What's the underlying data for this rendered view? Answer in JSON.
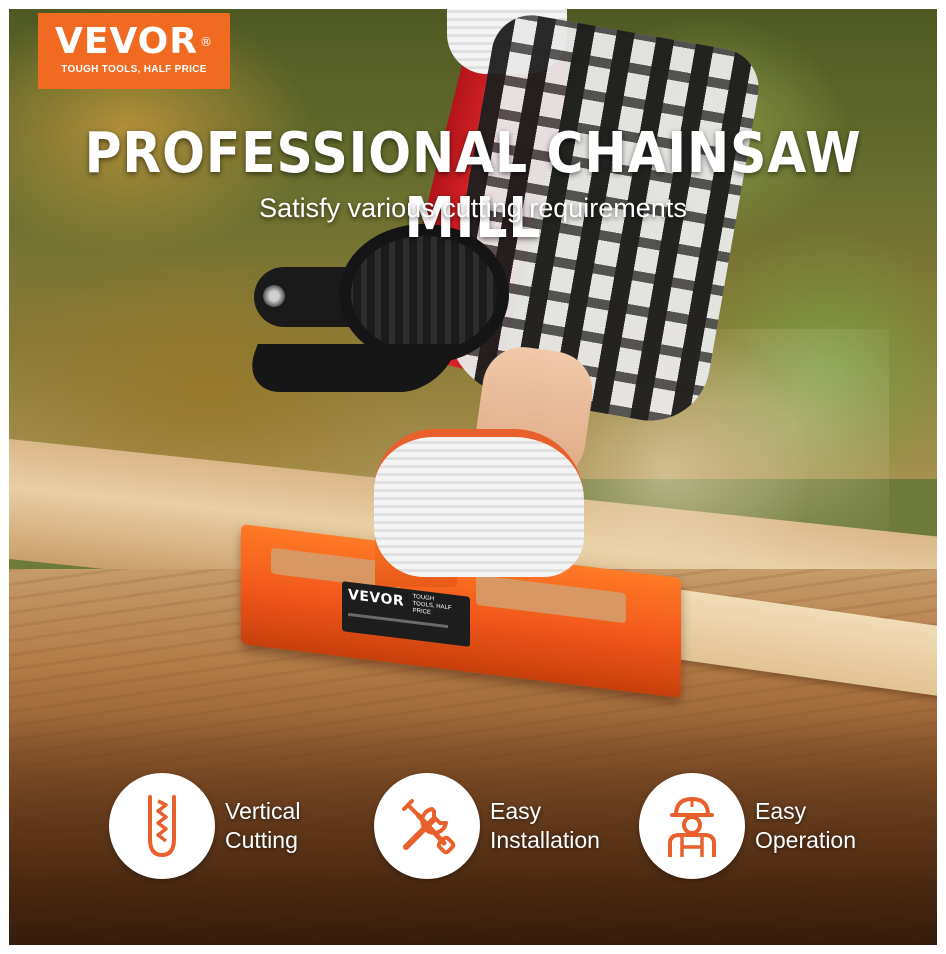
{
  "brand": {
    "name": "VEVOR",
    "registered_mark": "®",
    "tagline": "TOUGH TOOLS, HALF PRICE",
    "color": "#f06a22"
  },
  "headline": "PROFESSIONAL CHAINSAW MILL",
  "subheadline": "Satisfy various cutting requirements",
  "product_label": {
    "brand": "VEVOR",
    "tagline": "TOUGH TOOLS, HALF PRICE"
  },
  "features": [
    {
      "icon": "vertical-cutting-icon",
      "line1": "Vertical",
      "line2": "Cutting"
    },
    {
      "icon": "tools-icon",
      "line1": "Easy",
      "line2": "Installation"
    },
    {
      "icon": "worker-icon",
      "line1": "Easy",
      "line2": "Operation"
    }
  ],
  "colors": {
    "accent": "#f06a22",
    "icon_stroke": "#e8602c",
    "text": "#ffffff"
  }
}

· · · · · · ·

Written task ▸
Your task is to list each line of the records with the word "TOUGH".

Solution for this problem ▸
    "tagline": "TOUGH TOOLS, HALF PRICE",
    "tagline": "TOUGH TOOLS, HALF PRICE"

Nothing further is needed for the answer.